• [WRITTEN REQUEST] Locate each line of the material that contains "Level", then return it.

• [SUPPLIED INFORMATION]
================

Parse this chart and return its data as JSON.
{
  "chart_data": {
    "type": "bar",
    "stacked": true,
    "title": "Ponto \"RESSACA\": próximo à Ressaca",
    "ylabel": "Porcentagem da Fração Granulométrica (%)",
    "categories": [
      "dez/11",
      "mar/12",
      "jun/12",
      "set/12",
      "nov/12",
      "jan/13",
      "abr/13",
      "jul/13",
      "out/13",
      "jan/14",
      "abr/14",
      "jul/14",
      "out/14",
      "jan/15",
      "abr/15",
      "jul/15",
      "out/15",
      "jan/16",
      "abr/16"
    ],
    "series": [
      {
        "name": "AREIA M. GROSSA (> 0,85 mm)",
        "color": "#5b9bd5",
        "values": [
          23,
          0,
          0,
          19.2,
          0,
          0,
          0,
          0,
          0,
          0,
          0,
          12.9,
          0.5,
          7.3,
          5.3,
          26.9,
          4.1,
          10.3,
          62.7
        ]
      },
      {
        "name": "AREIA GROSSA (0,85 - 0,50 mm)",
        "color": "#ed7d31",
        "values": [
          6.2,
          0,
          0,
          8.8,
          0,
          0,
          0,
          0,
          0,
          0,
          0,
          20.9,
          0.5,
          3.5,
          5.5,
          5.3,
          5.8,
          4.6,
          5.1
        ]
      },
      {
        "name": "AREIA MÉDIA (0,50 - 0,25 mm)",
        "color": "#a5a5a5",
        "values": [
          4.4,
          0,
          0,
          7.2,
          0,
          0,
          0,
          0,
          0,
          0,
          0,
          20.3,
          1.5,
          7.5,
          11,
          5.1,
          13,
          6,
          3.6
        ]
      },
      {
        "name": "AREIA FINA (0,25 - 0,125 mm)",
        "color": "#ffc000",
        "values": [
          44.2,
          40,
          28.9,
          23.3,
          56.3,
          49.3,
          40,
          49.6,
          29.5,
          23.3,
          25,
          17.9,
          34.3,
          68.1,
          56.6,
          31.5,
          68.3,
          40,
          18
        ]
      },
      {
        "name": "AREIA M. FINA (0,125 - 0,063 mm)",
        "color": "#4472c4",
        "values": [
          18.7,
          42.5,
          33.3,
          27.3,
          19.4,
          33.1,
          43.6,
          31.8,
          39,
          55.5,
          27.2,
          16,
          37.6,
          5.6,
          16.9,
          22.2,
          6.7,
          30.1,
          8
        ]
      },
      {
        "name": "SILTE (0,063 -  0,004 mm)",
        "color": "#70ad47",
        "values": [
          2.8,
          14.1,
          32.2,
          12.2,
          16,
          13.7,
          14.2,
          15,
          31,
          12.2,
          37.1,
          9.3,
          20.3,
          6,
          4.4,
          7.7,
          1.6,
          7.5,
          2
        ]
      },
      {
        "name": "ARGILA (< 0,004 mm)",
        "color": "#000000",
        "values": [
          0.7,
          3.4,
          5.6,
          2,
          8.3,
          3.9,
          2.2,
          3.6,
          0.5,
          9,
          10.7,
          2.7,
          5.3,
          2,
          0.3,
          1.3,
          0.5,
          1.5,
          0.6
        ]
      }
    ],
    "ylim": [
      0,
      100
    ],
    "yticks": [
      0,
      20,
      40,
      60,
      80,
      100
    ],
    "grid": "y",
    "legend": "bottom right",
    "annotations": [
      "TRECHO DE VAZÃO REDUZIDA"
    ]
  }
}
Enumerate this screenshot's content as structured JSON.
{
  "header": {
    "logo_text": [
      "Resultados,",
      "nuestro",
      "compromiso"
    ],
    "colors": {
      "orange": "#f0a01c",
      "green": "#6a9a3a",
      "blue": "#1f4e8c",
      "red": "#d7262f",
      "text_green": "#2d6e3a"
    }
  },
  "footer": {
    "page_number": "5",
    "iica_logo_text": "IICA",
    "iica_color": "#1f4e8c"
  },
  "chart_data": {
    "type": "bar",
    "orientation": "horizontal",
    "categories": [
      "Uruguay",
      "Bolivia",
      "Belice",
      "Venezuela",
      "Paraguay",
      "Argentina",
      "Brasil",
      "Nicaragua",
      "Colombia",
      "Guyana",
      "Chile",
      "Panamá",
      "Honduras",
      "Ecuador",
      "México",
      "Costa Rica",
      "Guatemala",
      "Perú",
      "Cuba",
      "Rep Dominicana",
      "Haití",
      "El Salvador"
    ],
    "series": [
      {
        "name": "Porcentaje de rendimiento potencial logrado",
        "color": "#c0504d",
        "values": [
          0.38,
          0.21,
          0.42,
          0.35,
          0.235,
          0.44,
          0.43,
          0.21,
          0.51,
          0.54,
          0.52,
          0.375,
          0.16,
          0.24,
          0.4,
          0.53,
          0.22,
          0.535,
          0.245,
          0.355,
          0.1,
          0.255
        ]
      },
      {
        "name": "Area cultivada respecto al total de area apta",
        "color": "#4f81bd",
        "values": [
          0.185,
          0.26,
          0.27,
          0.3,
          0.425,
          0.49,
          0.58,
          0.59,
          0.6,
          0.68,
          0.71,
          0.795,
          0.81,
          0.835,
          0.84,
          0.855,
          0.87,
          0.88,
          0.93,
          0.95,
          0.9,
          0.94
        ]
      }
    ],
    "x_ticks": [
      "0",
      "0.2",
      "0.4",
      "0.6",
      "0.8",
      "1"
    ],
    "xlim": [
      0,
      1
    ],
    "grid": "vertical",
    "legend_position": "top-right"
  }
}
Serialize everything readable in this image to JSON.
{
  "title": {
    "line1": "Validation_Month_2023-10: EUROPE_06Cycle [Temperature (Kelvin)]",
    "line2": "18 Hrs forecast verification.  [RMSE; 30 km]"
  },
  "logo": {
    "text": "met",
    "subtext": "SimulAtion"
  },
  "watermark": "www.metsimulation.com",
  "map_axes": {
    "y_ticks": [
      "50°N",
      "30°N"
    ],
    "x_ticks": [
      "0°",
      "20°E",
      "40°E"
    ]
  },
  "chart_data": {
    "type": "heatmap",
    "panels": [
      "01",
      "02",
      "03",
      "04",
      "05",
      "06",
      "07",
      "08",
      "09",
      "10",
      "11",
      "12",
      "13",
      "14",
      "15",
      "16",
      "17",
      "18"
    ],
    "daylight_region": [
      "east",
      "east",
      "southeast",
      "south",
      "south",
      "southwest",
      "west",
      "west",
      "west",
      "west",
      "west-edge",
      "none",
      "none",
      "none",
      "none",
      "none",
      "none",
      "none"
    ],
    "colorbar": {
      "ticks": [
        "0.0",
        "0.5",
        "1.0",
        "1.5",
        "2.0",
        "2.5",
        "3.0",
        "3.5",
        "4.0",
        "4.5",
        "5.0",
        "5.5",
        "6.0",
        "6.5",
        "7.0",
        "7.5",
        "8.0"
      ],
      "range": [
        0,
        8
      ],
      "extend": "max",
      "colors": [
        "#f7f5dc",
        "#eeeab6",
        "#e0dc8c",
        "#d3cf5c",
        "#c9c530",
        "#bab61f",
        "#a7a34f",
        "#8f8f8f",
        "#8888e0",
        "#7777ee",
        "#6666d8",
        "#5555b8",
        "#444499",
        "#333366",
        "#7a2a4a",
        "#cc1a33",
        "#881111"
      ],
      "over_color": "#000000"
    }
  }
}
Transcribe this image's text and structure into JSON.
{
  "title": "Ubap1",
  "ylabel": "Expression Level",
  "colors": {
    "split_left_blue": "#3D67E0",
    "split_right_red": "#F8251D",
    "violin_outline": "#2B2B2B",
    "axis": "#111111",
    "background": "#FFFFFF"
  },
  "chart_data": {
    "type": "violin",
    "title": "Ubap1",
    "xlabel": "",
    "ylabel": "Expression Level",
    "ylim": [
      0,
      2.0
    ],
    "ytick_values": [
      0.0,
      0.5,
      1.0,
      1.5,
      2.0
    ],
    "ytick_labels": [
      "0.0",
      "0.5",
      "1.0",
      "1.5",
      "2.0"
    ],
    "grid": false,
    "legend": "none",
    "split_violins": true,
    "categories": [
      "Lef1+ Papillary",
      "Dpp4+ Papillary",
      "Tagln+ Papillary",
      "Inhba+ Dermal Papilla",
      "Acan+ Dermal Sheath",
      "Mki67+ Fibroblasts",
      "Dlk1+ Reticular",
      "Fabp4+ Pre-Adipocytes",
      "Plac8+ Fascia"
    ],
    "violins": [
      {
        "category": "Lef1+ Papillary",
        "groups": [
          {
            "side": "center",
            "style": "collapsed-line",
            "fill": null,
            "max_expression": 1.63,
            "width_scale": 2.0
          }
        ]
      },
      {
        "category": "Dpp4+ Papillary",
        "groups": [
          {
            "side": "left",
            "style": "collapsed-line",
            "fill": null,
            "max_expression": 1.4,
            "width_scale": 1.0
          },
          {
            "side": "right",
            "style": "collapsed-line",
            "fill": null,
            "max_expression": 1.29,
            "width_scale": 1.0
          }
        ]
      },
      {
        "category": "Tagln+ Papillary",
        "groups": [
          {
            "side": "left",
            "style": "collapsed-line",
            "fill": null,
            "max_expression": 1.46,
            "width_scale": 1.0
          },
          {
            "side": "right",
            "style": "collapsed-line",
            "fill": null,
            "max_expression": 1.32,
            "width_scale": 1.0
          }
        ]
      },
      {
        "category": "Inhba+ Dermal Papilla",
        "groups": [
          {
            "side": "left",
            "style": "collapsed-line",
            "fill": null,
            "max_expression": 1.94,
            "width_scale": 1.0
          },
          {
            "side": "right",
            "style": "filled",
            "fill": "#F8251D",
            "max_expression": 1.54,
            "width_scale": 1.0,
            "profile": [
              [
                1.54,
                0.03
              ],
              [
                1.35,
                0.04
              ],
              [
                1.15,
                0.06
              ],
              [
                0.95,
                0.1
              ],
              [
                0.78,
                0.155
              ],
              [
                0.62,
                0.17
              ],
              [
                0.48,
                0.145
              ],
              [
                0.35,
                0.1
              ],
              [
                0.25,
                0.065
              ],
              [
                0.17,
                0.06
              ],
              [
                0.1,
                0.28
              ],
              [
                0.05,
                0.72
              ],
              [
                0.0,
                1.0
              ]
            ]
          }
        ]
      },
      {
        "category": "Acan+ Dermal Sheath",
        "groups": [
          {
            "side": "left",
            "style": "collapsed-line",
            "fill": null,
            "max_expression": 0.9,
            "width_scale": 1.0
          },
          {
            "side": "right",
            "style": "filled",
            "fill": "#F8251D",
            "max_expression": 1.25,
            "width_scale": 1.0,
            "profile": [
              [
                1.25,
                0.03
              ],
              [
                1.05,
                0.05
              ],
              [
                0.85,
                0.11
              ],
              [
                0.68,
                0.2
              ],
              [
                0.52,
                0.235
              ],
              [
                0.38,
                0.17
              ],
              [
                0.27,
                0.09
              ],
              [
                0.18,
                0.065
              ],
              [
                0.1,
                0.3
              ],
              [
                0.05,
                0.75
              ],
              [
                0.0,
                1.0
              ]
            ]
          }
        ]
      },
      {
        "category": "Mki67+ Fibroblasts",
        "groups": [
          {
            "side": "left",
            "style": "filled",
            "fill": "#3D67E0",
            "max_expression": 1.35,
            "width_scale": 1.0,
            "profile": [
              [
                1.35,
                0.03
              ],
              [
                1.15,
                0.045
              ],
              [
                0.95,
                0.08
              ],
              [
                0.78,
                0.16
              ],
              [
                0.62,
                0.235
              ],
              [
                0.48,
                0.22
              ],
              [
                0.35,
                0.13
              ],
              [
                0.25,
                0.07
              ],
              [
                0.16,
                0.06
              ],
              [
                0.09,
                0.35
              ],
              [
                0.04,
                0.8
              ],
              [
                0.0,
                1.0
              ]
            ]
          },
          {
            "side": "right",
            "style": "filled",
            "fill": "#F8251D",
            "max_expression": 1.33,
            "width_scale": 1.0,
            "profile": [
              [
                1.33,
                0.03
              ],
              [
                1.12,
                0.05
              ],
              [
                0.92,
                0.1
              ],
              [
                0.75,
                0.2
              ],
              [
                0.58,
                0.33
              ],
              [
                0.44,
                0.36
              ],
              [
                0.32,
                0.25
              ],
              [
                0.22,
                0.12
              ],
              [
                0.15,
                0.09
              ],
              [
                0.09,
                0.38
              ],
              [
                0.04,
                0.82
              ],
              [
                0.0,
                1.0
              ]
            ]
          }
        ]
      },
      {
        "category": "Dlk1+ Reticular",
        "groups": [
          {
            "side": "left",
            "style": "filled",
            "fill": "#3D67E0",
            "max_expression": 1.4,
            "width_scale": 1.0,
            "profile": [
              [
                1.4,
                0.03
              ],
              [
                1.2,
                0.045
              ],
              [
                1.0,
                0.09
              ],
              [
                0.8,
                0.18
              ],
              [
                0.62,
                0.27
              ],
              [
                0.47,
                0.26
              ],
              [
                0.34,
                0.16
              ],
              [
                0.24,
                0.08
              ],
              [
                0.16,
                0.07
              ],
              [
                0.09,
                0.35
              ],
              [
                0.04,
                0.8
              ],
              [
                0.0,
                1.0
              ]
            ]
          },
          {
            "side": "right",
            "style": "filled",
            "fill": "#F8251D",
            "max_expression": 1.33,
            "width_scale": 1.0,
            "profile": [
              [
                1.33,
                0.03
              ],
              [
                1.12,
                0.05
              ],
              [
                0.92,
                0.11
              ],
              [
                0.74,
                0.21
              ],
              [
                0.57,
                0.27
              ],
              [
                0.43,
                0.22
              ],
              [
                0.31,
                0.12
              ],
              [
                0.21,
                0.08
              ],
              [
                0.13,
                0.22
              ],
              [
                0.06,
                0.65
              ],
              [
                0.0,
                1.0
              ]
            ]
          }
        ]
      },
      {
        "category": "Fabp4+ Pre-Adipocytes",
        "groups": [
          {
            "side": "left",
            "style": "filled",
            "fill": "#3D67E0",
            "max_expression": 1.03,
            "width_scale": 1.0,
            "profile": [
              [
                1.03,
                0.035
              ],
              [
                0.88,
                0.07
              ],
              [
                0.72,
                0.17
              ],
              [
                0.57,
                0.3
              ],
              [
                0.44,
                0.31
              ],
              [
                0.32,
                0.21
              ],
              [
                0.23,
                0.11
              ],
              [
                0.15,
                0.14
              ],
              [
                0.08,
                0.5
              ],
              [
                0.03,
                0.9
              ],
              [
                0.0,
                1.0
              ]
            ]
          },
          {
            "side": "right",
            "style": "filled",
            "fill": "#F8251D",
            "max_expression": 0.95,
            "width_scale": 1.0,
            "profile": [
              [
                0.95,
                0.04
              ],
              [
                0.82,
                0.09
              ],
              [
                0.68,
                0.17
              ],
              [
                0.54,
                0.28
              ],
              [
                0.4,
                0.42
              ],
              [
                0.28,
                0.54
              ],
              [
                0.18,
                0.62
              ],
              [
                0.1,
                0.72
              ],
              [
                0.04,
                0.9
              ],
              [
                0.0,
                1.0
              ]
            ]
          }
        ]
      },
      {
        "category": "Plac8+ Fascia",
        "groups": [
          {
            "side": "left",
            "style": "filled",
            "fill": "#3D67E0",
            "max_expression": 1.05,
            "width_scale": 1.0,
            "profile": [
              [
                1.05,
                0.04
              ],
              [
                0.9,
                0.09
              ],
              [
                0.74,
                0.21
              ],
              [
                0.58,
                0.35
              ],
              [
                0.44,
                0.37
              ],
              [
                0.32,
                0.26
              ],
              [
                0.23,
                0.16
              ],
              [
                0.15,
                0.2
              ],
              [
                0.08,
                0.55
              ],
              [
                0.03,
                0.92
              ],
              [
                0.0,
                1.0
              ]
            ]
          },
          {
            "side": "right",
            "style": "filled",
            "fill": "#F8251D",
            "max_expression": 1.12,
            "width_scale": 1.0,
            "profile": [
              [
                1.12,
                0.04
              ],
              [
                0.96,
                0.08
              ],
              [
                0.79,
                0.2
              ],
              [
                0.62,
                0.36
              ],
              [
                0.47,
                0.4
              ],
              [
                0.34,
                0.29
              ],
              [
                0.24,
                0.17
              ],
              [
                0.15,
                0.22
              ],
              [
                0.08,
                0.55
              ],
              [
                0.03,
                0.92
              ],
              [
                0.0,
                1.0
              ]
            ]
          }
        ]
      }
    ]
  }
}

================

• [EXERCISE SOLUTION]
  "ylabel": "Expression Level",
    "ylabel": "Expression Level",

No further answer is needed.